━━━━━ GIVEN RECORDS ━━━━━

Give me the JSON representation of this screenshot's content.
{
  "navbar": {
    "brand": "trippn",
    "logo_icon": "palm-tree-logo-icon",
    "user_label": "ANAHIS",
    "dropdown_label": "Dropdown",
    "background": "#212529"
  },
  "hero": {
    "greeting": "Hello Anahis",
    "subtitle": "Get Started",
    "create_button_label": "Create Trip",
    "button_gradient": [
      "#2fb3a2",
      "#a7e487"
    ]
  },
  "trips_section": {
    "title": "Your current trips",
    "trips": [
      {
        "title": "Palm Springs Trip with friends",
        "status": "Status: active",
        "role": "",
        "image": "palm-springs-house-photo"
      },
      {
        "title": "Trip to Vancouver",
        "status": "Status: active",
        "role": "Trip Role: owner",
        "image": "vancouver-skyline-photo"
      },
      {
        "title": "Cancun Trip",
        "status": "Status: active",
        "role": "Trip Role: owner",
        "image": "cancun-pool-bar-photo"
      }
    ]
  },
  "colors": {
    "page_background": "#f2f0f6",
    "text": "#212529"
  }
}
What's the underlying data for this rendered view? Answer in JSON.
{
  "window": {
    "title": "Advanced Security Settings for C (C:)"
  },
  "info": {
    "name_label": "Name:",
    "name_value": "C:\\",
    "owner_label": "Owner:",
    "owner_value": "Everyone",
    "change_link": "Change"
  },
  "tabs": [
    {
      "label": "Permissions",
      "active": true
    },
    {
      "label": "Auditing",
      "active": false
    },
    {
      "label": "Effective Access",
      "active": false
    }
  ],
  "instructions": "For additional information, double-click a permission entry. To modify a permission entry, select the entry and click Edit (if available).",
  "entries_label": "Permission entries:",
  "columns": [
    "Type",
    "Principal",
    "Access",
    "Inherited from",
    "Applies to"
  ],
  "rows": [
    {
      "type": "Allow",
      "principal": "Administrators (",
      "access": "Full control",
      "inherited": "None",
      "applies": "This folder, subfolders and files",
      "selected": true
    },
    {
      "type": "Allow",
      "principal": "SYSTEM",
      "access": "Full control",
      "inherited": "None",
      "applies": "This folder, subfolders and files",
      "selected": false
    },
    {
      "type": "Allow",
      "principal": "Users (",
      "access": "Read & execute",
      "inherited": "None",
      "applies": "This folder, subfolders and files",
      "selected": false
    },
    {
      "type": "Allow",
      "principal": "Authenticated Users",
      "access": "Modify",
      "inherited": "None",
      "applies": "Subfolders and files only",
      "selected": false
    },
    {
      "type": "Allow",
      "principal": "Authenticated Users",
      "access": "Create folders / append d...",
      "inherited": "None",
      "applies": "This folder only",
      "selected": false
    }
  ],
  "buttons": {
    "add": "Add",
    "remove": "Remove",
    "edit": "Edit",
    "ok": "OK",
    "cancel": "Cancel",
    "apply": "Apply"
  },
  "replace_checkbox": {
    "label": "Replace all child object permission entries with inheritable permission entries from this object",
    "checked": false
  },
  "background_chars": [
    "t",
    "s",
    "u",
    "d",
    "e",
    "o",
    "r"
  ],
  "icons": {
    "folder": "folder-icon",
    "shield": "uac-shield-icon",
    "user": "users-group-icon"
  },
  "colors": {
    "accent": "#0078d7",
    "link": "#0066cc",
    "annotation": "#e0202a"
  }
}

━━━━━

- WORK TO BE COMPLETED:
Copy all data exactly, start to finish.

- TASK RESULT:
Give me the JSON representation of this screenshot's content.
{
  "navbar": {
    "brand": "trippn",
    "logo_icon": "palm-tree-logo-icon",
    "user_label": "ANAHIS",
    "dropdown_label": "Dropdown",
    "background": "#212529"
  },
  "hero": {
    "greeting": "Hello Anahis",
    "subtitle": "Get Started",
    "create_button_label": "Create Trip",
    "button_gradient": [
      "#2fb3a2",
      "#a7e487"
    ]
  },
  "trips_section": {
    "title": "Your current trips",
    "trips": [
      {
        "title": "Palm Springs Trip with friends",
        "status": "Status: active",
        "role": "",
        "image": "palm-springs-house-photo"
      },
      {
        "title": "Trip to Vancouver",
        "status": "Status: active",
        "role": "Trip Role: owner",
        "image": "vancouver-skyline-photo"
      },
      {
        "title": "Cancun Trip",
        "status": "Status: active",
        "role": "Trip Role: owner",
        "image": "cancun-pool-bar-photo"
      }
    ]
  },
  "colors": {
    "page_background": "#f2f0f6",
    "text": "#212529"
  }
}
What's the underlying data for this rendered view? Answer in JSON.
{
  "window": {
    "title": "Advanced Security Settings for C (C:)"
  },
  "info": {
    "name_label": "Name:",
    "name_value": "C:\\",
    "owner_label": "Owner:",
    "owner_value": "Everyone",
    "change_link": "Change"
  },
  "tabs": [
    {
      "label": "Permissions",
      "active": true
    },
    {
      "label": "Auditing",
      "active": false
    },
    {
      "label": "Effective Access",
      "active": false
    }
  ],
  "instructions": "For additional information, double-click a permission entry. To modify a permission entry, select the entry and click Edit (if available).",
  "entries_label": "Permission entries:",
  "columns": [
    "Type",
    "Principal",
    "Access",
    "Inherited from",
    "Applies to"
  ],
  "rows": [
    {
      "type": "Allow",
      "principal": "Administrators (",
      "access": "Full control",
      "inherited": "None",
      "applies": "This folder, subfolders and files",
      "selected": true
    },
    {
      "type": "Allow",
      "principal": "SYSTEM",
      "access": "Full control",
      "inherited": "None",
      "applies": "This folder, subfolders and files",
      "selected": false
    },
    {
      "type": "Allow",
      "principal": "Users (",
      "access": "Read & execute",
      "inherited": "None",
      "applies": "This folder, subfolders and files",
      "selected": false
    },
    {
      "type": "Allow",
      "principal": "Authenticated Users",
      "access": "Modify",
      "inherited": "None",
      "applies": "Subfolders and files only",
      "selected": false
    },
    {
      "type": "Allow",
      "principal": "Authenticated Users",
      "access": "Create folders / append d...",
      "inherited": "None",
      "applies": "This folder only",
      "selected": false
    }
  ],
  "buttons": {
    "add": "Add",
    "remove": "Remove",
    "edit": "Edit",
    "ok": "OK",
    "cancel": "Cancel",
    "apply": "Apply"
  },
  "replace_checkbox": {
    "label": "Replace all child object permission entries with inheritable permission entries from this object",
    "checked": false
  },
  "background_chars": [
    "t",
    "s",
    "u",
    "d",
    "e",
    "o",
    "r"
  ],
  "icons": {
    "folder": "folder-icon",
    "shield": "uac-shield-icon",
    "user": "users-group-icon"
  },
  "colors": {
    "accent": "#0078d7",
    "link": "#0066cc",
    "annotation": "#e0202a"
  }
}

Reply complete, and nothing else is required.